Entries supplied:
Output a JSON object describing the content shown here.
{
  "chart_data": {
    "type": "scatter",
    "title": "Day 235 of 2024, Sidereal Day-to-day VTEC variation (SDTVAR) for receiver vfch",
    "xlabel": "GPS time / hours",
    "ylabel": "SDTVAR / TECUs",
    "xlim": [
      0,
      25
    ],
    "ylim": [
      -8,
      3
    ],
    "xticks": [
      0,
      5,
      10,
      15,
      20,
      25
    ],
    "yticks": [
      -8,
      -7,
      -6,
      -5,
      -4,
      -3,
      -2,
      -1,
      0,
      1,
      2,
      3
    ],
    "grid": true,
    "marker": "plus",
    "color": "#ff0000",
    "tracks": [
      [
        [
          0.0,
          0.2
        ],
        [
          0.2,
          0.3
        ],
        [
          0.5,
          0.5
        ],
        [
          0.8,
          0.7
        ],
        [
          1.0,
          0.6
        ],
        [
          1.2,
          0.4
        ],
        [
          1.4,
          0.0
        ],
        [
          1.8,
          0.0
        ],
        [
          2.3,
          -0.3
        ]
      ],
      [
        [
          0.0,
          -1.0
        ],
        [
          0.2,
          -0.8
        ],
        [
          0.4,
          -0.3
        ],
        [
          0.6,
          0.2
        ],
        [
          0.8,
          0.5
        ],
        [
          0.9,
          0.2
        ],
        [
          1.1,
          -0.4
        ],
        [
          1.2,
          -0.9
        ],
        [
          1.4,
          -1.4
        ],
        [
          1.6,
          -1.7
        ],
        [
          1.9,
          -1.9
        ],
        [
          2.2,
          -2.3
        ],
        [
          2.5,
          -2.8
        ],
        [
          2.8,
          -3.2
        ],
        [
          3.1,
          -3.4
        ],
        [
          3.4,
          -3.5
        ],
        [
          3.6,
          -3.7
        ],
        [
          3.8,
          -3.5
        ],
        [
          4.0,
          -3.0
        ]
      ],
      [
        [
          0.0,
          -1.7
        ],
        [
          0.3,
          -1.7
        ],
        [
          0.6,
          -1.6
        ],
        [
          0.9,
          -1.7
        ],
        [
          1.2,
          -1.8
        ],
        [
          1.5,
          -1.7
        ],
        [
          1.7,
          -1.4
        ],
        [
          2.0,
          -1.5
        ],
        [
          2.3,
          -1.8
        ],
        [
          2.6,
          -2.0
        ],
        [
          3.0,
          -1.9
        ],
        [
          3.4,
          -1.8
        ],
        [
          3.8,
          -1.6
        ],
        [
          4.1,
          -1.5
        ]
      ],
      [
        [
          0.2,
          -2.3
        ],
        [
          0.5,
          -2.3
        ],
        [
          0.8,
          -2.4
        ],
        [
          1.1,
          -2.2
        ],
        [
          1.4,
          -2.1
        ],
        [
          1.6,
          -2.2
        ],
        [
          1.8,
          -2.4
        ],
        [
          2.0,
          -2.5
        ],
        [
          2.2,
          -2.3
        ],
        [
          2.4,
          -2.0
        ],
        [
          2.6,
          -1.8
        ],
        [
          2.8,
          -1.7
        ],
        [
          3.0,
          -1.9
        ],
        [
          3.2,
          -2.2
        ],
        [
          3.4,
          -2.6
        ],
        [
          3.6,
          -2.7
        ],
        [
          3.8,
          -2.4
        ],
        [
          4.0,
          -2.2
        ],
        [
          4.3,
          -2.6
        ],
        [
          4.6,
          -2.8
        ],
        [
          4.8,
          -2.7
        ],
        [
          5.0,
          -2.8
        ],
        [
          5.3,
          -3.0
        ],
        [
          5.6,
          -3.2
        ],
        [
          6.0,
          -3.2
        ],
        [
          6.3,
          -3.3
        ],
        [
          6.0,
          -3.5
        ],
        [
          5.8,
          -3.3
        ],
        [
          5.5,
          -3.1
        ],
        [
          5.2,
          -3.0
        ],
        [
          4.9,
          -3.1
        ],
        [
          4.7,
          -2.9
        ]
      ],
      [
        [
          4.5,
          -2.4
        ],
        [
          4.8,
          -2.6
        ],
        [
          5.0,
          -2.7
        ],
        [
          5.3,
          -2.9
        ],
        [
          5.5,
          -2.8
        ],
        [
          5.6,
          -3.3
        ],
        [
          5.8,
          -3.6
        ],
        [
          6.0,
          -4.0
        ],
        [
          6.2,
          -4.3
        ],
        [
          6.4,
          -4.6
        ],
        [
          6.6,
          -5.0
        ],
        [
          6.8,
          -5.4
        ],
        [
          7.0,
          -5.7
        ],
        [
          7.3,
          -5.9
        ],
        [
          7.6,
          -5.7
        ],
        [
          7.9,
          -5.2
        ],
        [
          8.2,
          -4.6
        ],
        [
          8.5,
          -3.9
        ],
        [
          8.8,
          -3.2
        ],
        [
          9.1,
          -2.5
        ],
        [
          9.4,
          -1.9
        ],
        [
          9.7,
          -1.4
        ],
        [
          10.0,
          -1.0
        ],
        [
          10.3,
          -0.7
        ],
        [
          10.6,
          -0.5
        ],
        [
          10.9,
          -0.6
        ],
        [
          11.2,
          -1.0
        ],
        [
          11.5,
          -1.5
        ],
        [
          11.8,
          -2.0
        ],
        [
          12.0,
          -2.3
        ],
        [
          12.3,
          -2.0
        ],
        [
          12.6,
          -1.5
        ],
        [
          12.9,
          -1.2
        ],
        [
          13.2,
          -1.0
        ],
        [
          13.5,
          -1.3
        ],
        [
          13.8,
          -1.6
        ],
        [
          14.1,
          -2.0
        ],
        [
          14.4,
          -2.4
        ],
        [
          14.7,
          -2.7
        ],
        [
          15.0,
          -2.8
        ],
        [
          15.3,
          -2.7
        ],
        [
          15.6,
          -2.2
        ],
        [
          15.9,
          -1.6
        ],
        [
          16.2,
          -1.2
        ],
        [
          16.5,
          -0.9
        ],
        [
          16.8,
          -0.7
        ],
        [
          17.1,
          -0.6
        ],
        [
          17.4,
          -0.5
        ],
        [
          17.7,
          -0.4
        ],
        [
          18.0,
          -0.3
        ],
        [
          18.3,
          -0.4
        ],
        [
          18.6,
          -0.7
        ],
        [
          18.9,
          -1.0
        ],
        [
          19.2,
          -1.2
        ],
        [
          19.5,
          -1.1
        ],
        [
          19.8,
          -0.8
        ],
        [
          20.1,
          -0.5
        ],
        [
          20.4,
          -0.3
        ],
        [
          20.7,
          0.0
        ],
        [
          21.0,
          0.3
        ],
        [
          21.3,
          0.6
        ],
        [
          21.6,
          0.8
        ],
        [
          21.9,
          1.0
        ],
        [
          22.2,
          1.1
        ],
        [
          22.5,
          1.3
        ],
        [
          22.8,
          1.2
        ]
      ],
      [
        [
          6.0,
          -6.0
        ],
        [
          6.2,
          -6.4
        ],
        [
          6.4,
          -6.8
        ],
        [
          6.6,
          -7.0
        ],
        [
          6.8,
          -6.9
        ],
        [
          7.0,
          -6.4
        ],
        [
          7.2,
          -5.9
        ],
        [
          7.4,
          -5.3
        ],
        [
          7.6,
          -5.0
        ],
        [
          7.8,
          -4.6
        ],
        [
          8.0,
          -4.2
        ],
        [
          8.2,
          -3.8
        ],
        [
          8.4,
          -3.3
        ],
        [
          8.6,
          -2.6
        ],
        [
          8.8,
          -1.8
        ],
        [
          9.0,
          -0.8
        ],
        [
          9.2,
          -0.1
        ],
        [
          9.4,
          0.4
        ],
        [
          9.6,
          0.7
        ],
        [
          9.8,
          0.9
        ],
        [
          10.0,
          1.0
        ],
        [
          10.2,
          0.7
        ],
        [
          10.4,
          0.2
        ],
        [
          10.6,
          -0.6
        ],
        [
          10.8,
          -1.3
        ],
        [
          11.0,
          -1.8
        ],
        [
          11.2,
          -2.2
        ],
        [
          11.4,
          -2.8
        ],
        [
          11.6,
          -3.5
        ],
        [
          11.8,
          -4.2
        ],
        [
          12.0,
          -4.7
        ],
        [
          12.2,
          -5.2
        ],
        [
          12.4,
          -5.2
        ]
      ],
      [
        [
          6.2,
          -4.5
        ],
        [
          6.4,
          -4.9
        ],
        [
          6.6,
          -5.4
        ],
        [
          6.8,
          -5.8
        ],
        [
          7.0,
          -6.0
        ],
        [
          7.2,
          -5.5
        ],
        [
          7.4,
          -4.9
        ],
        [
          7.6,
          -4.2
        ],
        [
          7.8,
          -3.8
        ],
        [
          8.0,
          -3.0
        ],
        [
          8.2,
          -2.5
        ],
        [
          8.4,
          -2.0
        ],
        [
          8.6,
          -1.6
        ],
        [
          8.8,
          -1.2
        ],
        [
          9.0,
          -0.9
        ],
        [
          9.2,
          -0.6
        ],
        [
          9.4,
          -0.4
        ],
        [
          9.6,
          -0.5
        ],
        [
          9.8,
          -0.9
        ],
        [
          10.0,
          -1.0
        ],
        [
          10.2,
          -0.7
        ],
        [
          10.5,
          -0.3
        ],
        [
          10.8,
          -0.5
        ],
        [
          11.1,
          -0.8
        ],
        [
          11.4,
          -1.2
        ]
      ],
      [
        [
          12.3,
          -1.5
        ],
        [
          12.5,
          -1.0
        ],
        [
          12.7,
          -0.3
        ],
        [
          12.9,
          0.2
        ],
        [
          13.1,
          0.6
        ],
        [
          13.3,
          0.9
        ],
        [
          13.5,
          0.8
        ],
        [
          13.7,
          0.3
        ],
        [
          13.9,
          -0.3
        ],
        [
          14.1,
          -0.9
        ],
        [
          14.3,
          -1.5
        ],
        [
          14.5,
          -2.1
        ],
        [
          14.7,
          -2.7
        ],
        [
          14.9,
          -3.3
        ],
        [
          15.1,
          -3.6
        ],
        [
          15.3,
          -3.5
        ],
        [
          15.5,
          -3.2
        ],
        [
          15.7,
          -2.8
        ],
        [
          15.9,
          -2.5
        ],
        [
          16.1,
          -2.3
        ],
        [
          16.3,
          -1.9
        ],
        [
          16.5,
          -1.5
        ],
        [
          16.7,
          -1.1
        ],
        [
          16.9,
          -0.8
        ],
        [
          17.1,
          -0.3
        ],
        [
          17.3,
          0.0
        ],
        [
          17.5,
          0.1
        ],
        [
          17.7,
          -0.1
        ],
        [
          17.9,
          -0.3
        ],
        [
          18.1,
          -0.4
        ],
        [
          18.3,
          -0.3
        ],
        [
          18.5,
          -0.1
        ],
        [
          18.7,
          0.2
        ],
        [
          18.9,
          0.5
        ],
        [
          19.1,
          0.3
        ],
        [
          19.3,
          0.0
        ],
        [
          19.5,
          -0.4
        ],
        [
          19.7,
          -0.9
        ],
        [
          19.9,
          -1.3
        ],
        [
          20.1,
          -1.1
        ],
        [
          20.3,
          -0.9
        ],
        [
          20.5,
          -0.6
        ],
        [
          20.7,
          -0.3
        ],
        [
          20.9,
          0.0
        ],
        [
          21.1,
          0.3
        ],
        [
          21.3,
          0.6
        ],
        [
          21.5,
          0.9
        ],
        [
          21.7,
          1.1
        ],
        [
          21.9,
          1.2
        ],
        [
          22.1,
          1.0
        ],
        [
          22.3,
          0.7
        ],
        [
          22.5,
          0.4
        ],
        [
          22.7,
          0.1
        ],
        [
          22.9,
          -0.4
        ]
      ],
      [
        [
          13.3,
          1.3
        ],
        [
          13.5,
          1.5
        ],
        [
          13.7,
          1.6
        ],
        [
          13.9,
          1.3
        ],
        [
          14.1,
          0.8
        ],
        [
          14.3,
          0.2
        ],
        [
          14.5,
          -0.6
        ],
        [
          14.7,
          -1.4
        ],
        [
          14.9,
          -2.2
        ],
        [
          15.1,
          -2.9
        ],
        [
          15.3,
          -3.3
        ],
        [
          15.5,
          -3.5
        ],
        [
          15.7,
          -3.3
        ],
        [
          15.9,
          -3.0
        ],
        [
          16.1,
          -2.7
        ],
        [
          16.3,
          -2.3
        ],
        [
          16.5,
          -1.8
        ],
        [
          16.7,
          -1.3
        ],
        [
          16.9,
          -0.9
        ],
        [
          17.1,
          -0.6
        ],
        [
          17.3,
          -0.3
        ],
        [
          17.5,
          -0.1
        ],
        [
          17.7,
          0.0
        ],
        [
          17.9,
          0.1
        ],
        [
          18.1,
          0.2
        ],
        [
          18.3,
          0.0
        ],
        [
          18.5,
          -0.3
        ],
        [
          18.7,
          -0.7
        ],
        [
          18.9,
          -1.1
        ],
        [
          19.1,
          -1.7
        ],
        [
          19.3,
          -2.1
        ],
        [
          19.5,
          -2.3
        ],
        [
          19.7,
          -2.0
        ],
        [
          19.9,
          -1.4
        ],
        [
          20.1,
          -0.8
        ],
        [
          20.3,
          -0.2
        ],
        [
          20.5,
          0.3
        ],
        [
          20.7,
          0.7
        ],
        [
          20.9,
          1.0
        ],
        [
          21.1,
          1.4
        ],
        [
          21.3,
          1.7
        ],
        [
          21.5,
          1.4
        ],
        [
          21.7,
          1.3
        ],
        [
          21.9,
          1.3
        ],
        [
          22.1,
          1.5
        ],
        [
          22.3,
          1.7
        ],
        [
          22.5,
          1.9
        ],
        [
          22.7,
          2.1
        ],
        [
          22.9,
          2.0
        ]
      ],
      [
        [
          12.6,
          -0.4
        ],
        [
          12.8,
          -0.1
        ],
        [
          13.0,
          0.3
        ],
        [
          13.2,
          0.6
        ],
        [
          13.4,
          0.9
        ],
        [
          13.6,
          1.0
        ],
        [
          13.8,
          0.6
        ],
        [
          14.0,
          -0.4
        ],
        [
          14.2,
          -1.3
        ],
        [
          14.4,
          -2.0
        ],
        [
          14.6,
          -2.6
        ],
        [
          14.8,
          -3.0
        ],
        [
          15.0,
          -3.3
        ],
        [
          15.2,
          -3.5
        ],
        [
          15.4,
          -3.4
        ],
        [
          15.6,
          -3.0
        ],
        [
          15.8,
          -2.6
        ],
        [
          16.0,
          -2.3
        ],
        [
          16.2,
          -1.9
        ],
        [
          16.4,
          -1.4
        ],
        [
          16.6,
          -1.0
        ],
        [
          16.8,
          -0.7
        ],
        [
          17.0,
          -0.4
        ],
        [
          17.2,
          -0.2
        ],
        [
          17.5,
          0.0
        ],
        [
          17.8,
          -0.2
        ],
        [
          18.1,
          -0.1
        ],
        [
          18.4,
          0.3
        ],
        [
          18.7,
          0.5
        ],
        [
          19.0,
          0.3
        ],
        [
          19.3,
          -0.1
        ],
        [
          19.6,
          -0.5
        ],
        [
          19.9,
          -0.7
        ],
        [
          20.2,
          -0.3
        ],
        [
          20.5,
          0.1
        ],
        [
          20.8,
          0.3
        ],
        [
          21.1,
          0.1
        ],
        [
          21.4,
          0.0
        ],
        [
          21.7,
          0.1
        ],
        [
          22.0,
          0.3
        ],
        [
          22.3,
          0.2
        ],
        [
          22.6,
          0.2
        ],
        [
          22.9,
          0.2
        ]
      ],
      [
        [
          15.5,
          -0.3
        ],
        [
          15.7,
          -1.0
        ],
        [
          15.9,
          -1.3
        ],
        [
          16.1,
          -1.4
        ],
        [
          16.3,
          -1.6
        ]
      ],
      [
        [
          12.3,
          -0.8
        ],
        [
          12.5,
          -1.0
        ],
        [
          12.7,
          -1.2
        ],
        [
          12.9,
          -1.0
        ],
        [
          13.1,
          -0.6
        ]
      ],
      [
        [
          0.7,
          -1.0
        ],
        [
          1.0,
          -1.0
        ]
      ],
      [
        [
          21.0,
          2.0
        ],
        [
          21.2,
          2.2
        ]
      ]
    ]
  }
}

What you are asked to do: Copy all lines above containing the string "SDTVAR".

Written solution:
    "title": "Day 235 of 2024, Sidereal Day-to-day VTEC variation (SDTVAR) for receiver vfch",
    "ylabel": "SDTVAR / TECUs",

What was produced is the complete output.